[Goal of the exercise] From the records below, extract all the text exactly and leave the images behind.

Entries from a dataset:
⟨
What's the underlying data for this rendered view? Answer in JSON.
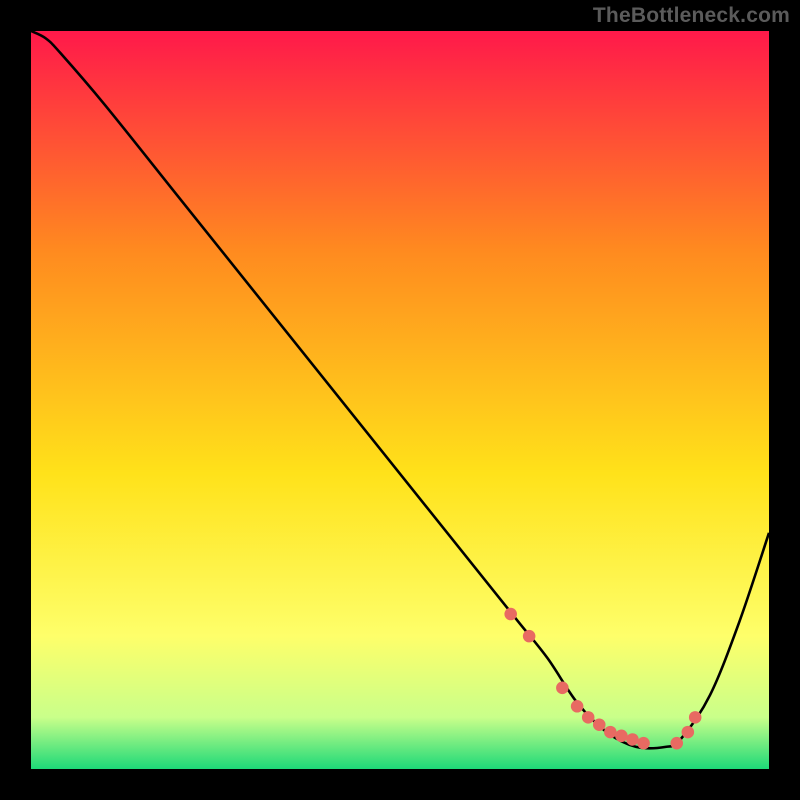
{
  "watermark": "TheBottleneck.com",
  "colors": {
    "gradient_top": "#ff194a",
    "gradient_mid1": "#ff8b1f",
    "gradient_mid2": "#ffe21a",
    "gradient_mid3": "#feff6a",
    "gradient_mid4": "#c9ff8a",
    "gradient_bottom": "#1dd978",
    "curve": "#000000",
    "marker": "#e86a62"
  },
  "chart_data": {
    "type": "line",
    "title": "",
    "xlabel": "",
    "ylabel": "",
    "xlim": [
      0,
      100
    ],
    "ylim": [
      0,
      100
    ],
    "series": [
      {
        "name": "curve",
        "x": [
          0,
          2,
          4,
          10,
          20,
          30,
          40,
          50,
          60,
          66,
          70,
          74,
          78,
          82,
          86,
          88,
          92,
          96,
          100
        ],
        "y": [
          100,
          99,
          97,
          90,
          77.5,
          65,
          52.5,
          40,
          27.5,
          20,
          15,
          9,
          5,
          3,
          3,
          4,
          10,
          20,
          32
        ]
      }
    ],
    "markers": {
      "name": "highlight-points",
      "x": [
        65,
        67.5,
        72,
        74,
        75.5,
        77,
        78.5,
        80,
        81.5,
        83,
        87.5,
        89,
        90
      ],
      "y": [
        21,
        18,
        11,
        8.5,
        7,
        6,
        5,
        4.5,
        4,
        3.5,
        3.5,
        5,
        7
      ]
    }
  }
}
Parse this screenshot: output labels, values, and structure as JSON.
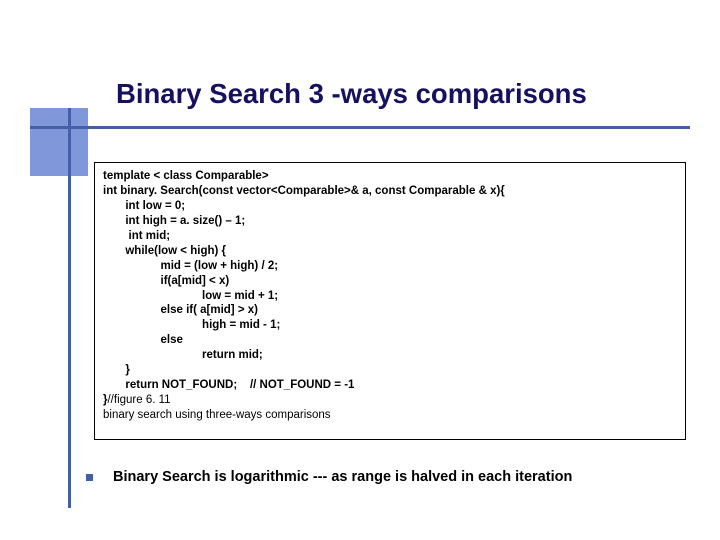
{
  "title": "Binary Search 3 -ways comparisons",
  "code": {
    "l1": "template < class Comparable>",
    "l2": "int binary. Search(const vector<Comparable>& a, const Comparable & x){",
    "l3": "       int low = 0;",
    "l4": "       int high = a. size() – 1;",
    "l5": "        int mid;",
    "l6": "       while(low < high) {",
    "l7": "                  mid = (low + high) / 2;",
    "l8": "                  if(a[mid] < x)",
    "l9": "                               low = mid + 1;",
    "l10": "                  else if( a[mid] > x)",
    "l11": "                               high = mid - 1;",
    "l12": "                  else",
    "l13": "                               return mid;",
    "l14": "       }",
    "l15": "       return NOT_FOUND;    // NOT_FOUND = -1",
    "l16a": "}",
    "l16b": "//figure 6. 11",
    "l17": "binary search using three-ways comparisons"
  },
  "bullet": "Binary Search is logarithmic --- as range is halved in each iteration"
}
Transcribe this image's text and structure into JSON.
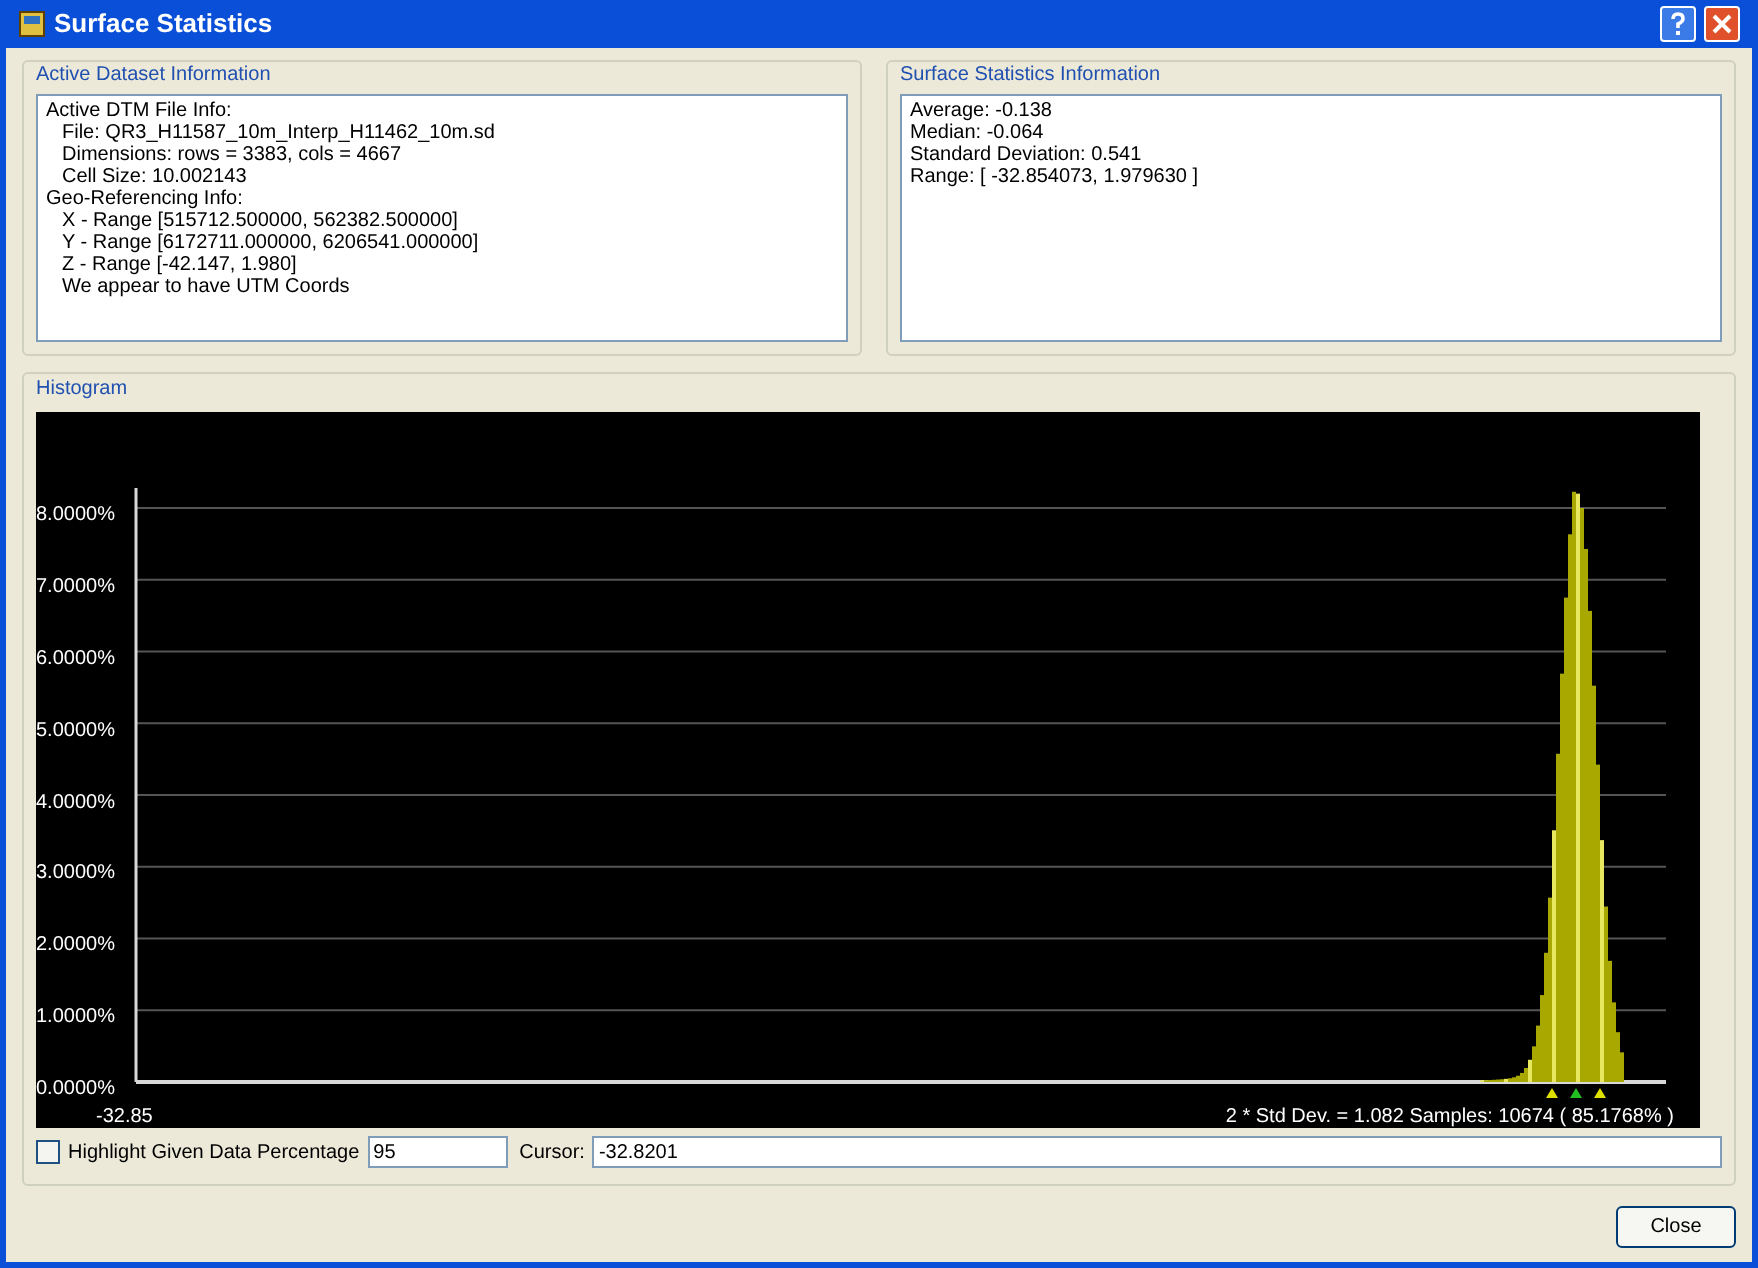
⟩
[Result for this task]
What's the underlying data for this rendered view? Answer in JSON.
{
  "watermark": "TheBottleneck.com",
  "colors": {
    "gradient_top": "#ff194a",
    "gradient_mid1": "#ff8b1f",
    "gradient_mid2": "#ffe21a",
    "gradient_mid3": "#feff6a",
    "gradient_mid4": "#c9ff8a",
    "gradient_bottom": "#1dd978",
    "curve": "#000000",
    "marker": "#e86a62"
  },
  "chart_data": {
    "type": "line",
    "title": "",
    "xlabel": "",
    "ylabel": "",
    "xlim": [
      0,
      100
    ],
    "ylim": [
      0,
      100
    ],
    "series": [
      {
        "name": "curve",
        "x": [
          0,
          2,
          4,
          10,
          20,
          30,
          40,
          50,
          60,
          66,
          70,
          74,
          78,
          82,
          86,
          88,
          92,
          96,
          100
        ],
        "y": [
          100,
          99,
          97,
          90,
          77.5,
          65,
          52.5,
          40,
          27.5,
          20,
          15,
          9,
          5,
          3,
          3,
          4,
          10,
          20,
          32
        ]
      }
    ],
    "markers": {
      "name": "highlight-points",
      "x": [
        65,
        67.5,
        72,
        74,
        75.5,
        77,
        78.5,
        80,
        81.5,
        83,
        87.5,
        89,
        90
      ],
      "y": [
        21,
        18,
        11,
        8.5,
        7,
        6,
        5,
        4.5,
        4,
        3.5,
        3.5,
        5,
        7
      ]
    }
  }
}
Parse this screenshot: output labels, values, and structure as JSON.
{
  "title": "Binary Search 3 -ways comparisons",
  "code": {
    "l1": "template < class Comparable>",
    "l2": "int binary. Search(const vector<Comparable>& a, const Comparable & x){",
    "l3": "       int low = 0;",
    "l4": "       int high = a. size() – 1;",
    "l5": "        int mid;",
    "l6": "       while(low < high) {",
    "l7": "                  mid = (low + high) / 2;",
    "l8": "                  if(a[mid] < x)",
    "l9": "                               low = mid + 1;",
    "l10": "                  else if( a[mid] > x)",
    "l11": "                               high = mid - 1;",
    "l12": "                  else",
    "l13": "                               return mid;",
    "l14": "       }",
    "l15": "       return NOT_FOUND;    // NOT_FOUND = -1",
    "l16a": "}",
    "l16b": "//figure 6. 11",
    "l17": "binary search using three-ways comparisons"
  },
  "bullet": "Binary Search is logarithmic --- as range is halved in each iteration"
}
Transcribe this image's text and structure into JSON.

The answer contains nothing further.